LISTING:
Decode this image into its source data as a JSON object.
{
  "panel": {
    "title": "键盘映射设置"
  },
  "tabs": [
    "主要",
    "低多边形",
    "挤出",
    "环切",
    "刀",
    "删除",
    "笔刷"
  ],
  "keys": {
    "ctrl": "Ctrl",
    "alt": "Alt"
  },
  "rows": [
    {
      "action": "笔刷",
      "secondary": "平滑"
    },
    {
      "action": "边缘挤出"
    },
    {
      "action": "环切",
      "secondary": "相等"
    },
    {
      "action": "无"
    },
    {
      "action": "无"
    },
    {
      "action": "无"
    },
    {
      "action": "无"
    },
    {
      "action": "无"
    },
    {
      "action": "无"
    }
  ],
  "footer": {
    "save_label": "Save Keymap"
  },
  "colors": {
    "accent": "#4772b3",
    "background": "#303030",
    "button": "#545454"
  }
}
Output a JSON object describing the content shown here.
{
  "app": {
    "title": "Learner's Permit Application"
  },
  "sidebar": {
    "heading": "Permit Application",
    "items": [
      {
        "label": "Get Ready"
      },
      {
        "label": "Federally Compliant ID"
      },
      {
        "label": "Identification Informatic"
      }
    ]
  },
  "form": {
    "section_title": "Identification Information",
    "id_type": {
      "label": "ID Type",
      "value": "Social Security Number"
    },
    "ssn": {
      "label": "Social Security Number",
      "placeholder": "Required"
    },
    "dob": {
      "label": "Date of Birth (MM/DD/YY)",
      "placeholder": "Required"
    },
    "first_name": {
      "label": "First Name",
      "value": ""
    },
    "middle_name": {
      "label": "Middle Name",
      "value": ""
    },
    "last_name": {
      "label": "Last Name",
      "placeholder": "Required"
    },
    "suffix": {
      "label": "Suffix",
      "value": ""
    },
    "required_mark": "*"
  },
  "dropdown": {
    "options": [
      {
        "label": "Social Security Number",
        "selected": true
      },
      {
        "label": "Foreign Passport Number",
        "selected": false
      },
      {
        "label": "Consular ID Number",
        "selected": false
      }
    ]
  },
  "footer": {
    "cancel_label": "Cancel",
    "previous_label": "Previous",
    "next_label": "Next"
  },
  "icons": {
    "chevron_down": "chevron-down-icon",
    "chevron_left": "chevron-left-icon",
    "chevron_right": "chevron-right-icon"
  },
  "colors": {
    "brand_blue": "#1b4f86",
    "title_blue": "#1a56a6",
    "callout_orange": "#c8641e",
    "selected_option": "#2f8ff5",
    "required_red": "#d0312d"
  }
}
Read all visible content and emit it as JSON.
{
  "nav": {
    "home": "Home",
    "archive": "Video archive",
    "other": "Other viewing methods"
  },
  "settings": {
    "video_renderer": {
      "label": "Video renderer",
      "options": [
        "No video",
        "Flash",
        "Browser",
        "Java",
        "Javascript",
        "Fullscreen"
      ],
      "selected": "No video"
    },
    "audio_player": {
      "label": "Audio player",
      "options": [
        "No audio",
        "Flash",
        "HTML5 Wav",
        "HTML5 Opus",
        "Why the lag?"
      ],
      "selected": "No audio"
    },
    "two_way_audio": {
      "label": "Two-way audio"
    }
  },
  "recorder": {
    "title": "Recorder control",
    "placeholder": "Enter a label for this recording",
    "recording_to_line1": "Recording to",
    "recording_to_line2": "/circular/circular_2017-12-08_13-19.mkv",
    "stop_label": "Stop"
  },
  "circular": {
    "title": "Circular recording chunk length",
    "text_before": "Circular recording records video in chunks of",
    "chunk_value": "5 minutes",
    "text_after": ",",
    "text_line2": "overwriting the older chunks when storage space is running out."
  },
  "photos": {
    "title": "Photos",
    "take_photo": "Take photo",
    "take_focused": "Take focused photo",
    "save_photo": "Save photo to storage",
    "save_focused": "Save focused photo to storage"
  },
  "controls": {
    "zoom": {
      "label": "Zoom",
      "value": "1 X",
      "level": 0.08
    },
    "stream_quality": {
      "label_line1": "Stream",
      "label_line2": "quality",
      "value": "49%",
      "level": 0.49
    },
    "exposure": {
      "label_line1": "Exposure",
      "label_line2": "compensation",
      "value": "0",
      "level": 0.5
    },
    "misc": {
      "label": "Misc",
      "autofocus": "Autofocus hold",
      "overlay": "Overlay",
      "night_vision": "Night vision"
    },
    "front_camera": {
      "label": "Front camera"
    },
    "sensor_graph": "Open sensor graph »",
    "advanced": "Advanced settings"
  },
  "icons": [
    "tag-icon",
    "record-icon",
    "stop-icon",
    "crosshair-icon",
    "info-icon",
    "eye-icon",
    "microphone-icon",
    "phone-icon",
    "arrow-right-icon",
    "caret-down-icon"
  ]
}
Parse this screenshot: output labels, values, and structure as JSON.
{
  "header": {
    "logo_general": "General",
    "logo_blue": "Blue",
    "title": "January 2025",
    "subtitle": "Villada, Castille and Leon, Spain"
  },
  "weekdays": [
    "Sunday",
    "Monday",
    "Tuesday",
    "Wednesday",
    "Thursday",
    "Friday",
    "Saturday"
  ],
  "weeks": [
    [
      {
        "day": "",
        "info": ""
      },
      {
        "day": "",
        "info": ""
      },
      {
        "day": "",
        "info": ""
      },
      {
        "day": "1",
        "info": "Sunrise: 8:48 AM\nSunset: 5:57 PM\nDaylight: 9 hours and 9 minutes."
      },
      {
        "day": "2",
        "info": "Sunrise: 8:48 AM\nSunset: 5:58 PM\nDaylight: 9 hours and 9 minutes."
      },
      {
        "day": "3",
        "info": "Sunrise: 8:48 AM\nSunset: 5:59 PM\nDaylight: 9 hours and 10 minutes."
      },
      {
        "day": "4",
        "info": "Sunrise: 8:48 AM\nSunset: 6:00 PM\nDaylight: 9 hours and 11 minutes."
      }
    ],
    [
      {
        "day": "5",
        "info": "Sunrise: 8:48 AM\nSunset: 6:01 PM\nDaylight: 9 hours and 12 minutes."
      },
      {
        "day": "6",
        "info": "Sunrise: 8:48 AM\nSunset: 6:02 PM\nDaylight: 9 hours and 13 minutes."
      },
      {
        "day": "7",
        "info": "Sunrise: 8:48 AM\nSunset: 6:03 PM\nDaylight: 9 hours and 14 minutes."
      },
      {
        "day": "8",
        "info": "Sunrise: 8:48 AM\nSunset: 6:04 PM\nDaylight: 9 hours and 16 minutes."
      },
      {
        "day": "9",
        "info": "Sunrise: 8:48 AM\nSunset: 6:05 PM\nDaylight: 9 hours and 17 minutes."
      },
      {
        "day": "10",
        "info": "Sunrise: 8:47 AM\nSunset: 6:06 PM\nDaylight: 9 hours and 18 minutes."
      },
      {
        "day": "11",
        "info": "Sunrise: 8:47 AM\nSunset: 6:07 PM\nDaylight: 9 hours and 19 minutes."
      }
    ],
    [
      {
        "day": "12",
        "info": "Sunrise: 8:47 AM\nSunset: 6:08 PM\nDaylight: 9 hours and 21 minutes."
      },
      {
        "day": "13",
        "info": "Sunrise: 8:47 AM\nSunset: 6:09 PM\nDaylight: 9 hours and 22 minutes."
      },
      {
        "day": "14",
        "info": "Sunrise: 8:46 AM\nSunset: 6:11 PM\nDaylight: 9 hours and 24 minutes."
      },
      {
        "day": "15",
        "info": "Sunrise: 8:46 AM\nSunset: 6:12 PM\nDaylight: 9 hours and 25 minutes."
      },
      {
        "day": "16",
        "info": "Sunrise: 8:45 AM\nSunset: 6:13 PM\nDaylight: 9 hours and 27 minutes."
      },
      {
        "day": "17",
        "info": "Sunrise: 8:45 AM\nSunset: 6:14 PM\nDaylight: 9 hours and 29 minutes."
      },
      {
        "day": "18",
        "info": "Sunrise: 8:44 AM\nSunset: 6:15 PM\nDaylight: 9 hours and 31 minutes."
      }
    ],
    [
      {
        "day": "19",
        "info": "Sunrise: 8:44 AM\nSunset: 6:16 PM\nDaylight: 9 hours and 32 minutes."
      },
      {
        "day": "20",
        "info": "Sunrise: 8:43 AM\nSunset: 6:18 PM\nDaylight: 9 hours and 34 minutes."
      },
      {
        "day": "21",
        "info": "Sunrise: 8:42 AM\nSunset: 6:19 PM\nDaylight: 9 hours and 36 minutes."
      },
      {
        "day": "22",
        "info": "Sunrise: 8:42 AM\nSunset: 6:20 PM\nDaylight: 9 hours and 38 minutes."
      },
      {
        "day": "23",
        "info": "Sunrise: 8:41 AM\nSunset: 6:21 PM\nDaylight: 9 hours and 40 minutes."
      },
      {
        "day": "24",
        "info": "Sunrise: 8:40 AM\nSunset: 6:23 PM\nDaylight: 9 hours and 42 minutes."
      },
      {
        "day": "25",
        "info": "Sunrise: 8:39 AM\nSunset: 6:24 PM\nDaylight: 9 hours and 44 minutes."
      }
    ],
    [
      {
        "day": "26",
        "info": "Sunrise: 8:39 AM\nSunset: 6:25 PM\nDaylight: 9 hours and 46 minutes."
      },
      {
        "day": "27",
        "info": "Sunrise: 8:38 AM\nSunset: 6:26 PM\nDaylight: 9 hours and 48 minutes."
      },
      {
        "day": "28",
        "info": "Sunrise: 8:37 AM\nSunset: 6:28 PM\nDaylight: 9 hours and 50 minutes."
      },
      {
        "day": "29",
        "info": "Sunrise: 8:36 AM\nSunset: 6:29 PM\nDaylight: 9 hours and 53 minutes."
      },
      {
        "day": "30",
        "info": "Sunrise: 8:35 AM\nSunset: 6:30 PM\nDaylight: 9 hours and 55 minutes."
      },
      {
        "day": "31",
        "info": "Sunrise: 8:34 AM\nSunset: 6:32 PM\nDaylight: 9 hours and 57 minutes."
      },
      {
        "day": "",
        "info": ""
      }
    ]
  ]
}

WRITTEN EXERCISE: Which lines of the material contain the string "Social"? List each of them.

SOLUTION TO THE EXERCISE:
      "value": "Social Security Number"
      "label": "Social Security Number",
        "label": "Social Security Number",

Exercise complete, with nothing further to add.